- **Task statement**
Each entry below is to be extracted exactly.

- **Supplied records**
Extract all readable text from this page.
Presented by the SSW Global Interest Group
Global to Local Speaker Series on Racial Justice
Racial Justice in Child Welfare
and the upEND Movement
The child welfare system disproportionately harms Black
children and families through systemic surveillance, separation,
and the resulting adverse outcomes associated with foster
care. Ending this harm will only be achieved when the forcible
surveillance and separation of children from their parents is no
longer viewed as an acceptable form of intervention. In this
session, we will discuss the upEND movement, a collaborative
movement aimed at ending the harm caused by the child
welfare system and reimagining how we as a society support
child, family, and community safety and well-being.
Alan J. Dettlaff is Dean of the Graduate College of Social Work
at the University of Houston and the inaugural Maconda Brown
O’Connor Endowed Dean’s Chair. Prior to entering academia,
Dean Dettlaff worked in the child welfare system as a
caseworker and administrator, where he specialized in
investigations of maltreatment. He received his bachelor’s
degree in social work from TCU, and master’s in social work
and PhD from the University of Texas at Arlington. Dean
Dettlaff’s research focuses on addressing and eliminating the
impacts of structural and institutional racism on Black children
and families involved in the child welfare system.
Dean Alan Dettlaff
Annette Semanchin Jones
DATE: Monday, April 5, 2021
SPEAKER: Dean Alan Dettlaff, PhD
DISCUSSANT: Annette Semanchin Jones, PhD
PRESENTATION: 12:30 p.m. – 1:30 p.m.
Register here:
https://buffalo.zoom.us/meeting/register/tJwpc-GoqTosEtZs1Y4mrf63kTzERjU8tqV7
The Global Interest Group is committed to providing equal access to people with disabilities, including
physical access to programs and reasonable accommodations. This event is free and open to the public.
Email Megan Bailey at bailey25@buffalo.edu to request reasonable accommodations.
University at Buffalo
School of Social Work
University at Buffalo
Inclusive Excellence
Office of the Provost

- **Exercise output**
Extract all readable text from this page.
Presented by the SSW Global Interest Group
Global to Local Speaker Series on Racial Justice
Racial Justice in Child Welfare
and the upEND Movement
The child welfare system disproportionately harms Black
children and families through systemic surveillance, separation,
and the resulting adverse outcomes associated with foster
care. Ending this harm will only be achieved when the forcible
surveillance and separation of children from their parents is no
longer viewed as an acceptable form of intervention. In this
session, we will discuss the upEND movement, a collaborative
movement aimed at ending the harm caused by the child
welfare system and reimagining how we as a society support
child, family, and community safety and well-being.
Alan J. Dettlaff is Dean of the Graduate College of Social Work
at the University of Houston and the inaugural Maconda Brown
O’Connor Endowed Dean’s Chair. Prior to entering academia,
Dean Dettlaff worked in the child welfare system as a
caseworker and administrator, where he specialized in
investigations of maltreatment. He received his bachelor’s
degree in social work from TCU, and master’s in social work
and PhD from the University of Texas at Arlington. Dean
Dettlaff’s research focuses on addressing and eliminating the
impacts of structural and institutional racism on Black children
and families involved in the child welfare system.
Dean Alan Dettlaff
Annette Semanchin Jones
DATE: Monday, April 5, 2021
SPEAKER: Dean Alan Dettlaff, PhD
DISCUSSANT: Annette Semanchin Jones, PhD
PRESENTATION: 12:30 p.m. – 1:30 p.m.
Register here:
https://buffalo.zoom.us/meeting/register/tJwpc-GoqTosEtZs1Y4mrf63kTzERjU8tqV7
The Global Interest Group is committed to providing equal access to people with disabilities, including
physical access to programs and reasonable accommodations. This event is free and open to the public.
Email Megan Bailey at bailey25@buffalo.edu to request reasonable accommodations.
University at Buffalo
School of Social Work
University at Buffalo
Inclusive Excellence
Office of the Provost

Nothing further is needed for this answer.